### Request
State the number of lines below in which the word "letter" appears. Nothing else belongs in the answer.

Dataset rows

%%

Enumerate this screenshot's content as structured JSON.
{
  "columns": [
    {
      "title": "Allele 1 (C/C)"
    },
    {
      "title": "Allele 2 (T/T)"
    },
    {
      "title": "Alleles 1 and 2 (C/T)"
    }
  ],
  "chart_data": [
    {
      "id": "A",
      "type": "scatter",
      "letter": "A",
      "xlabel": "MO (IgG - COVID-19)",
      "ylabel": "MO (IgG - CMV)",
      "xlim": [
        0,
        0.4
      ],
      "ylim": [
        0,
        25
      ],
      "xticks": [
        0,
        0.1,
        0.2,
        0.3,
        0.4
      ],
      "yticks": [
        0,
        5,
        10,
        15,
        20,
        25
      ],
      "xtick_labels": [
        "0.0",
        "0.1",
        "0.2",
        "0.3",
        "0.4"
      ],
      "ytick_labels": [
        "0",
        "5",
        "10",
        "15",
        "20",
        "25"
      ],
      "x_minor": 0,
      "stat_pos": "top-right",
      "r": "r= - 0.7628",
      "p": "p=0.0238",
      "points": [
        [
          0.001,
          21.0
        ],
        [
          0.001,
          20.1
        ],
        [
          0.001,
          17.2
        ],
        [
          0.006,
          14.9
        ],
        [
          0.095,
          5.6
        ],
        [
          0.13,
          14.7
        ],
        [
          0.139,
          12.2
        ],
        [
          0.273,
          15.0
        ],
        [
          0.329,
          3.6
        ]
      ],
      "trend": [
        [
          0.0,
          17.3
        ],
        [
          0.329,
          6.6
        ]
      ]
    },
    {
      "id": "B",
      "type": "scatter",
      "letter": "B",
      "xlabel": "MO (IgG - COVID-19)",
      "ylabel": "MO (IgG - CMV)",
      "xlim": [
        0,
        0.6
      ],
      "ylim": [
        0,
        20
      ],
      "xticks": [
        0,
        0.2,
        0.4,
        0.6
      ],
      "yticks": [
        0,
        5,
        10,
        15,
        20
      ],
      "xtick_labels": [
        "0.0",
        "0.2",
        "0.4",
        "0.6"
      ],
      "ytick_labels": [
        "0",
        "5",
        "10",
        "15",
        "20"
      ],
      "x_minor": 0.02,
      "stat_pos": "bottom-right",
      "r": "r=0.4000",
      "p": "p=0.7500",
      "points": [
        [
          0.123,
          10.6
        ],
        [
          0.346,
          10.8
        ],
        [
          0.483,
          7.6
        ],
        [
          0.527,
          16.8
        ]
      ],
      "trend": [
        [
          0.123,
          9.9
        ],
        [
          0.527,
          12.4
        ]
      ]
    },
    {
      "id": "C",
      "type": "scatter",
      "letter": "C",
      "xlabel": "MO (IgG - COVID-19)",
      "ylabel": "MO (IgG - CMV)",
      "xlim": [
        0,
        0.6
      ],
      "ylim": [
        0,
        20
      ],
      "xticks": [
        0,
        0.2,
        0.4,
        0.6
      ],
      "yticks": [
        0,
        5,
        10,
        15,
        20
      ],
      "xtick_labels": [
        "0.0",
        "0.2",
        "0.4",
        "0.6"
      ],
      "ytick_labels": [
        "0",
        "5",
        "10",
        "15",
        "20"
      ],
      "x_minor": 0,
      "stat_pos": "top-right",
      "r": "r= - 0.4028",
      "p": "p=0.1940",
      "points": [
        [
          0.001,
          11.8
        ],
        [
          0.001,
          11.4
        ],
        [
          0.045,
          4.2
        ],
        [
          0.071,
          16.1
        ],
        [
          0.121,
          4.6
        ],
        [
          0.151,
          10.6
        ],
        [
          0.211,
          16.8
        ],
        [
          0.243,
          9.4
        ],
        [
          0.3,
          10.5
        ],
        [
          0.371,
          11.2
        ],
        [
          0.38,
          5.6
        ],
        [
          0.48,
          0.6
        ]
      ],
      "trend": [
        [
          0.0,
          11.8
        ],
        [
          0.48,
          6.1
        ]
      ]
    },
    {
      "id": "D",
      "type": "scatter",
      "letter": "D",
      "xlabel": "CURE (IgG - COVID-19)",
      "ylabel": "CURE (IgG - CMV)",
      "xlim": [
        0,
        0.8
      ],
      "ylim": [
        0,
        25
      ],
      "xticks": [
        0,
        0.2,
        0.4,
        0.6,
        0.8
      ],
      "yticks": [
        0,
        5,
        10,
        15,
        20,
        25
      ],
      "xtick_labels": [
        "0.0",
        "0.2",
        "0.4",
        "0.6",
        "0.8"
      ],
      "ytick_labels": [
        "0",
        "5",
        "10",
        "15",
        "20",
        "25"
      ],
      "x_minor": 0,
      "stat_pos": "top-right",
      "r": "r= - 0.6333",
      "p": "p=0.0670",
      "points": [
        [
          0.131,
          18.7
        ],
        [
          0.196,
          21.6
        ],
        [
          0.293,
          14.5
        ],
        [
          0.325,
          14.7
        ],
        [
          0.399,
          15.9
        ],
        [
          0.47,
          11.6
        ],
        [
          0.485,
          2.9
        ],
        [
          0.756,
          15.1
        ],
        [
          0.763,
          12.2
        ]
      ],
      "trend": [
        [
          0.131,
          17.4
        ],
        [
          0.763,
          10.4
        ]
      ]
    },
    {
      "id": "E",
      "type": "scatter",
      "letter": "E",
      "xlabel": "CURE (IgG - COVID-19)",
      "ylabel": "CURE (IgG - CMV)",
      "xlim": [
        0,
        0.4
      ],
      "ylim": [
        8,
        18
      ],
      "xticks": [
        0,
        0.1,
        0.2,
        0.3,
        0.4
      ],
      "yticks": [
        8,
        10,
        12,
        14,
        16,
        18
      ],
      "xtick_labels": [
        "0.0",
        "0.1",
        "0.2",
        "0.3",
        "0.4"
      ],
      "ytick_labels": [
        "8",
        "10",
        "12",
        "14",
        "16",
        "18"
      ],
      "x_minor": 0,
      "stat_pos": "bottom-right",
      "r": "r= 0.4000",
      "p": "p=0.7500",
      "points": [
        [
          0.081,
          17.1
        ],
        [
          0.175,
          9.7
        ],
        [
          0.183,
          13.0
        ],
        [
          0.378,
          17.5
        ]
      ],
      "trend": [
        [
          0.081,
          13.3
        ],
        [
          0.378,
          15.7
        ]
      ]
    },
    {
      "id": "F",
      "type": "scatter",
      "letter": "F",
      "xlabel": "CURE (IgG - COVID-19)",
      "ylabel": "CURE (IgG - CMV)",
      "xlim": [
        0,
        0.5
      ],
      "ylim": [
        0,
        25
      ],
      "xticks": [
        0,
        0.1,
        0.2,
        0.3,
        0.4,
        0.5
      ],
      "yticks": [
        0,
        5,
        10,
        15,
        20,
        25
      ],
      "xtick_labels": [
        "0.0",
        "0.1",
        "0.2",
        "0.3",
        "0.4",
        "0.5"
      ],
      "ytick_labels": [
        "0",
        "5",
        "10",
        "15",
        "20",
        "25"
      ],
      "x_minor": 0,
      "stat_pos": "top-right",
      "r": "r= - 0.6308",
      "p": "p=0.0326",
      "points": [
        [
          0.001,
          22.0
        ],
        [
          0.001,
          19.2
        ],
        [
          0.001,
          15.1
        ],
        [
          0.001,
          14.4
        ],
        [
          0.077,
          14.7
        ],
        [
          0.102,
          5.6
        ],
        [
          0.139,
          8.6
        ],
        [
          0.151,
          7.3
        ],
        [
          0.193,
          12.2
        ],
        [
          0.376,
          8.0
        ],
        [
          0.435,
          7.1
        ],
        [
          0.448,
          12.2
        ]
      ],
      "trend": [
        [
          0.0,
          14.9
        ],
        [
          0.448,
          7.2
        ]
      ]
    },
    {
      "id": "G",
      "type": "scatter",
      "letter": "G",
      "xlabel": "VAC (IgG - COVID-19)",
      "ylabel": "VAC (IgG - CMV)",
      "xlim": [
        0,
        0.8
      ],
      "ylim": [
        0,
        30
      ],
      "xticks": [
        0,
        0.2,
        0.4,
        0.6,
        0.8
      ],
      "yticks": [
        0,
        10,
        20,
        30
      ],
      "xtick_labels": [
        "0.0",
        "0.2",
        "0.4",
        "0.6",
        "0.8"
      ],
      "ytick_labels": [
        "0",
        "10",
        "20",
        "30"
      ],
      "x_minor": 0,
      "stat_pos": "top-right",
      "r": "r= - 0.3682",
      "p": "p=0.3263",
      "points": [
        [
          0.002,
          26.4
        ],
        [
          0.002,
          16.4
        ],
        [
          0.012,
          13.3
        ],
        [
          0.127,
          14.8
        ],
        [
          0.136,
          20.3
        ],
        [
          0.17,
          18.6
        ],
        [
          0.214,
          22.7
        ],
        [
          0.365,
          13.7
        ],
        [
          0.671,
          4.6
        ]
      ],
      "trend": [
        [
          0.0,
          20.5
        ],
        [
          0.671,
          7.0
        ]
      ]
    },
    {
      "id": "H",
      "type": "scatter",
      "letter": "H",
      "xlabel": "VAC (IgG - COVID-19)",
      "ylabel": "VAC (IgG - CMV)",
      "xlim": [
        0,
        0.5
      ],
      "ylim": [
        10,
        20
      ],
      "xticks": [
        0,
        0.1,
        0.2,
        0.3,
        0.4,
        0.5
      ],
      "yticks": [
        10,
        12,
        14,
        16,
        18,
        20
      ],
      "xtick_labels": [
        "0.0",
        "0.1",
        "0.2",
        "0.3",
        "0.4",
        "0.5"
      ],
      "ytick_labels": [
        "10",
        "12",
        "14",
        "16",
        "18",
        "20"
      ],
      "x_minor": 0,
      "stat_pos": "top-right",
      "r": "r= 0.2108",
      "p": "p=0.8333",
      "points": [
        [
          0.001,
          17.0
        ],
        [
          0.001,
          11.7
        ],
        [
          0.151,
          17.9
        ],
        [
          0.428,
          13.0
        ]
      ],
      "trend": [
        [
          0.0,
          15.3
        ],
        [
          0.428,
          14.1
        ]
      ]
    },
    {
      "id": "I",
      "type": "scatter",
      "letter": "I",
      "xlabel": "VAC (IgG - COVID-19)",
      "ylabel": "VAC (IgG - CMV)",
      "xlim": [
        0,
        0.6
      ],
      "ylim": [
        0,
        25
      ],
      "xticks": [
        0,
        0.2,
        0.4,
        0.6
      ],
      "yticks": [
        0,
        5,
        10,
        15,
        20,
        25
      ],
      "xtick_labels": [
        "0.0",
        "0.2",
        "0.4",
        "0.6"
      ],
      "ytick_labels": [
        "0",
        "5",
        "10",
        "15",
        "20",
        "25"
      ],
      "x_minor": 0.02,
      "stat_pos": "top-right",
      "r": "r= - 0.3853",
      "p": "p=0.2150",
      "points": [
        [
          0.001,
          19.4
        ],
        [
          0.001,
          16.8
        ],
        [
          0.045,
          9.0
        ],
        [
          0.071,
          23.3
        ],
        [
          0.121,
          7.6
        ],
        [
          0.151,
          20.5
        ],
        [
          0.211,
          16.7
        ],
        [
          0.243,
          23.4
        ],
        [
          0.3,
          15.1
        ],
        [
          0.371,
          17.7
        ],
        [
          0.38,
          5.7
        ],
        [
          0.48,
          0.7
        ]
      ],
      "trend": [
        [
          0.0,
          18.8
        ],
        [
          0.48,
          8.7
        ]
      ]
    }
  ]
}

%%

### Task output
9